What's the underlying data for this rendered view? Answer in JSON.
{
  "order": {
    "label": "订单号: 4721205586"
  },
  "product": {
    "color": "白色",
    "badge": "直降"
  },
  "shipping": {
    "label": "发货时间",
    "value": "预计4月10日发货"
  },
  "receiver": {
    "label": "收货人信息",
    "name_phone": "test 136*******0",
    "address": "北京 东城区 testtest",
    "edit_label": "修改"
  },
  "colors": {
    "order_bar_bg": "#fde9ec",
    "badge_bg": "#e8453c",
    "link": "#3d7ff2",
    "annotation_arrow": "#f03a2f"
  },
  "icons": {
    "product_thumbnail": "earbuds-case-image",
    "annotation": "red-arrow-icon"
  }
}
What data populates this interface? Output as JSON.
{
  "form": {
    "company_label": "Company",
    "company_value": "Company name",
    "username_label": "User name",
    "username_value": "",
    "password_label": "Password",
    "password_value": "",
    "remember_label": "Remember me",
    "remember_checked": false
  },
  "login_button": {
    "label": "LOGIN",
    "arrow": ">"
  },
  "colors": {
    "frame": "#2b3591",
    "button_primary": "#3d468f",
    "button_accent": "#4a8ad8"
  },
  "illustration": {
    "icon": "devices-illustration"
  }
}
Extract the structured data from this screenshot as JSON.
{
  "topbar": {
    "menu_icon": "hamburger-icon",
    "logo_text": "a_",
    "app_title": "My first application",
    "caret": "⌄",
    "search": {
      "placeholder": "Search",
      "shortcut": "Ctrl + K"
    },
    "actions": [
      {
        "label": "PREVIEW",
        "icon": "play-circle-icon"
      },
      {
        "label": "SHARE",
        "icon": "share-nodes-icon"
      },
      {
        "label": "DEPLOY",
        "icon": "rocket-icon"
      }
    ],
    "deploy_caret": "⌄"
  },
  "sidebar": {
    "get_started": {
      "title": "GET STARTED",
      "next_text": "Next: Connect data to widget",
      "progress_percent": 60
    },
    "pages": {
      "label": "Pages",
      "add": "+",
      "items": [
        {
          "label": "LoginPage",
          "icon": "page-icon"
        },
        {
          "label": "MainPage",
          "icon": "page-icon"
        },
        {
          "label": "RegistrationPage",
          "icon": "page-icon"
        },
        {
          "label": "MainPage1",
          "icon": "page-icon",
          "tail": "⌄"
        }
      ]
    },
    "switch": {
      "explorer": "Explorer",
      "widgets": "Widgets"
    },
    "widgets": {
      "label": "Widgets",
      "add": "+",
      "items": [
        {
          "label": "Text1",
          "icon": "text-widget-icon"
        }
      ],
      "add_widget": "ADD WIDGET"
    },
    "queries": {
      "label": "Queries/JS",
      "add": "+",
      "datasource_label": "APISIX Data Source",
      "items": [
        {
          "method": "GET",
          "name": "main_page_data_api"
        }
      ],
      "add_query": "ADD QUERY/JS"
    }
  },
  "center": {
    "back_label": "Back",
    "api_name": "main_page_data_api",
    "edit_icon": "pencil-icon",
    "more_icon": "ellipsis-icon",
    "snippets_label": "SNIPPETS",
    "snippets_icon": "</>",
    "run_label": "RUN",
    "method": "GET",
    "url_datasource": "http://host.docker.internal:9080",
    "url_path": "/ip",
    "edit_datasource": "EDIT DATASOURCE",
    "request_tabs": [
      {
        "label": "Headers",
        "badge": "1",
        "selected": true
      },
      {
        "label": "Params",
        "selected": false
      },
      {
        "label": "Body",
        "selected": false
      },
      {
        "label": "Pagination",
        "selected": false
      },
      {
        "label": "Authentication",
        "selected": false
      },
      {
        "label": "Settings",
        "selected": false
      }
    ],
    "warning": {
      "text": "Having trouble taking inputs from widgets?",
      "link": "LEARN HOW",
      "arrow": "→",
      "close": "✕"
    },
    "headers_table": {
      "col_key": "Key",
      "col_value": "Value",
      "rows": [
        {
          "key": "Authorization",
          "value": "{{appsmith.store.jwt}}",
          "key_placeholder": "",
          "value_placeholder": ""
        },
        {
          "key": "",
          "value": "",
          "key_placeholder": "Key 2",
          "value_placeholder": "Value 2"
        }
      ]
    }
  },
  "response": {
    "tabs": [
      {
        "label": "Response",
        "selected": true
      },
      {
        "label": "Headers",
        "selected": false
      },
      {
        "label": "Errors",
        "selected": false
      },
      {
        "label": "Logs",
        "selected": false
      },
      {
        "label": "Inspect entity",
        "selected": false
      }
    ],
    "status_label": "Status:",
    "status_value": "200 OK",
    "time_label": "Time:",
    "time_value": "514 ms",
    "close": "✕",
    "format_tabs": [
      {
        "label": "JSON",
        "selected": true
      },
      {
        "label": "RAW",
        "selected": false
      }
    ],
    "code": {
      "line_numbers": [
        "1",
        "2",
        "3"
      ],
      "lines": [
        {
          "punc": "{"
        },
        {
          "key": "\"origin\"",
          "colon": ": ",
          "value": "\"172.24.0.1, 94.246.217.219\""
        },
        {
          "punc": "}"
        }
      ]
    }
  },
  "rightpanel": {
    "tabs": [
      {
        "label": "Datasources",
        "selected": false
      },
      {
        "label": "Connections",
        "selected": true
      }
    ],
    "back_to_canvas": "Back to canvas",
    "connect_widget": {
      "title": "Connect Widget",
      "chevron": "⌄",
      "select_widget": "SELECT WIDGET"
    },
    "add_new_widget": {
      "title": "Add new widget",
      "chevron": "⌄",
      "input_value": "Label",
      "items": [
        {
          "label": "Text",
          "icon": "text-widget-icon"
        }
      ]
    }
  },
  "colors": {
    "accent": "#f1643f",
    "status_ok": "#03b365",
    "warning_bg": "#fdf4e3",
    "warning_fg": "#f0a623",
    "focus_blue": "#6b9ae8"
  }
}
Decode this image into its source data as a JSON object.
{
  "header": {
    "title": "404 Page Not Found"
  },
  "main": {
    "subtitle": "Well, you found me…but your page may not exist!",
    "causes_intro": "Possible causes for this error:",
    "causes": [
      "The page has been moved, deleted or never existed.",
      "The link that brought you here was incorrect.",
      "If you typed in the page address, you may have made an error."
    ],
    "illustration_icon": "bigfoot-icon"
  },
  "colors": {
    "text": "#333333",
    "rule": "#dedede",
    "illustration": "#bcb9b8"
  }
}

**Your objective**
Quote the data in full, keeping each word unchanged.

**Response to this exercise**
What's the underlying data for this rendered view? Answer in JSON.
{
  "order": {
    "label": "订单号: 4721205586"
  },
  "product": {
    "color": "白色",
    "badge": "直降"
  },
  "shipping": {
    "label": "发货时间",
    "value": "预计4月10日发货"
  },
  "receiver": {
    "label": "收货人信息",
    "name_phone": "test 136*******0",
    "address": "北京 东城区 testtest",
    "edit_label": "修改"
  },
  "colors": {
    "order_bar_bg": "#fde9ec",
    "badge_bg": "#e8453c",
    "link": "#3d7ff2",
    "annotation_arrow": "#f03a2f"
  },
  "icons": {
    "product_thumbnail": "earbuds-case-image",
    "annotation": "red-arrow-icon"
  }
}
What data populates this interface? Output as JSON.
{
  "form": {
    "company_label": "Company",
    "company_value": "Company name",
    "username_label": "User name",
    "username_value": "",
    "password_label": "Password",
    "password_value": "",
    "remember_label": "Remember me",
    "remember_checked": false
  },
  "login_button": {
    "label": "LOGIN",
    "arrow": ">"
  },
  "colors": {
    "frame": "#2b3591",
    "button_primary": "#3d468f",
    "button_accent": "#4a8ad8"
  },
  "illustration": {
    "icon": "devices-illustration"
  }
}
Extract the structured data from this screenshot as JSON.
{
  "topbar": {
    "menu_icon": "hamburger-icon",
    "logo_text": "a_",
    "app_title": "My first application",
    "caret": "⌄",
    "search": {
      "placeholder": "Search",
      "shortcut": "Ctrl + K"
    },
    "actions": [
      {
        "label": "PREVIEW",
        "icon": "play-circle-icon"
      },
      {
        "label": "SHARE",
        "icon": "share-nodes-icon"
      },
      {
        "label": "DEPLOY",
        "icon": "rocket-icon"
      }
    ],
    "deploy_caret": "⌄"
  },
  "sidebar": {
    "get_started": {
      "title": "GET STARTED",
      "next_text": "Next: Connect data to widget",
      "progress_percent": 60
    },
    "pages": {
      "label": "Pages",
      "add": "+",
      "items": [
        {
          "label": "LoginPage",
          "icon": "page-icon"
        },
        {
          "label": "MainPage",
          "icon": "page-icon"
        },
        {
          "label": "RegistrationPage",
          "icon": "page-icon"
        },
        {
          "label": "MainPage1",
          "icon": "page-icon",
          "tail": "⌄"
        }
      ]
    },
    "switch": {
      "explorer": "Explorer",
      "widgets": "Widgets"
    },
    "widgets": {
      "label": "Widgets",
      "add": "+",
      "items": [
        {
          "label": "Text1",
          "icon": "text-widget-icon"
        }
      ],
      "add_widget": "ADD WIDGET"
    },
    "queries": {
      "label": "Queries/JS",
      "add": "+",
      "datasource_label": "APISIX Data Source",
      "items": [
        {
          "method": "GET",
          "name": "main_page_data_api"
        }
      ],
      "add_query": "ADD QUERY/JS"
    }
  },
  "center": {
    "back_label": "Back",
    "api_name": "main_page_data_api",
    "edit_icon": "pencil-icon",
    "more_icon": "ellipsis-icon",
    "snippets_label": "SNIPPETS",
    "snippets_icon": "</>",
    "run_label": "RUN",
    "method": "GET",
    "url_datasource": "http://host.docker.internal:9080",
    "url_path": "/ip",
    "edit_datasource": "EDIT DATASOURCE",
    "request_tabs": [
      {
        "label": "Headers",
        "badge": "1",
        "selected": true
      },
      {
        "label": "Params",
        "selected": false
      },
      {
        "label": "Body",
        "selected": false
      },
      {
        "label": "Pagination",
        "selected": false
      },
      {
        "label": "Authentication",
        "selected": false
      },
      {
        "label": "Settings",
        "selected": false
      }
    ],
    "warning": {
      "text": "Having trouble taking inputs from widgets?",
      "link": "LEARN HOW",
      "arrow": "→",
      "close": "✕"
    },
    "headers_table": {
      "col_key": "Key",
      "col_value": "Value",
      "rows": [
        {
          "key": "Authorization",
          "value": "{{appsmith.store.jwt}}",
          "key_placeholder": "",
          "value_placeholder": ""
        },
        {
          "key": "",
          "value": "",
          "key_placeholder": "Key 2",
          "value_placeholder": "Value 2"
        }
      ]
    }
  },
  "response": {
    "tabs": [
      {
        "label": "Response",
        "selected": true
      },
      {
        "label": "Headers",
        "selected": false
      },
      {
        "label": "Errors",
        "selected": false
      },
      {
        "label": "Logs",
        "selected": false
      },
      {
        "label": "Inspect entity",
        "selected": false
      }
    ],
    "status_label": "Status:",
    "status_value": "200 OK",
    "time_label": "Time:",
    "time_value": "514 ms",
    "close": "✕",
    "format_tabs": [
      {
        "label": "JSON",
        "selected": true
      },
      {
        "label": "RAW",
        "selected": false
      }
    ],
    "code": {
      "line_numbers": [
        "1",
        "2",
        "3"
      ],
      "lines": [
        {
          "punc": "{"
        },
        {
          "key": "\"origin\"",
          "colon": ": ",
          "value": "\"172.24.0.1, 94.246.217.219\""
        },
        {
          "punc": "}"
        }
      ]
    }
  },
  "rightpanel": {
    "tabs": [
      {
        "label": "Datasources",
        "selected": false
      },
      {
        "label": "Connections",
        "selected": true
      }
    ],
    "back_to_canvas": "Back to canvas",
    "connect_widget": {
      "title": "Connect Widget",
      "chevron": "⌄",
      "select_widget": "SELECT WIDGET"
    },
    "add_new_widget": {
      "title": "Add new widget",
      "chevron": "⌄",
      "input_value": "Label",
      "items": [
        {
          "label": "Text",
          "icon": "text-widget-icon"
        }
      ]
    }
  },
  "colors": {
    "accent": "#f1643f",
    "status_ok": "#03b365",
    "warning_bg": "#fdf4e3",
    "warning_fg": "#f0a623",
    "focus_blue": "#6b9ae8"
  }
}
Decode this image into its source data as a JSON object.
{
  "header": {
    "title": "404 Page Not Found"
  },
  "main": {
    "subtitle": "Well, you found me…but your page may not exist!",
    "causes_intro": "Possible causes for this error:",
    "causes": [
      "The page has been moved, deleted or never existed.",
      "The link that brought you here was incorrect.",
      "If you typed in the page address, you may have made an error."
    ],
    "illustration_icon": "bigfoot-icon"
  },
  "colors": {
    "text": "#333333",
    "rule": "#dedede",
    "illustration": "#bcb9b8"
  }
}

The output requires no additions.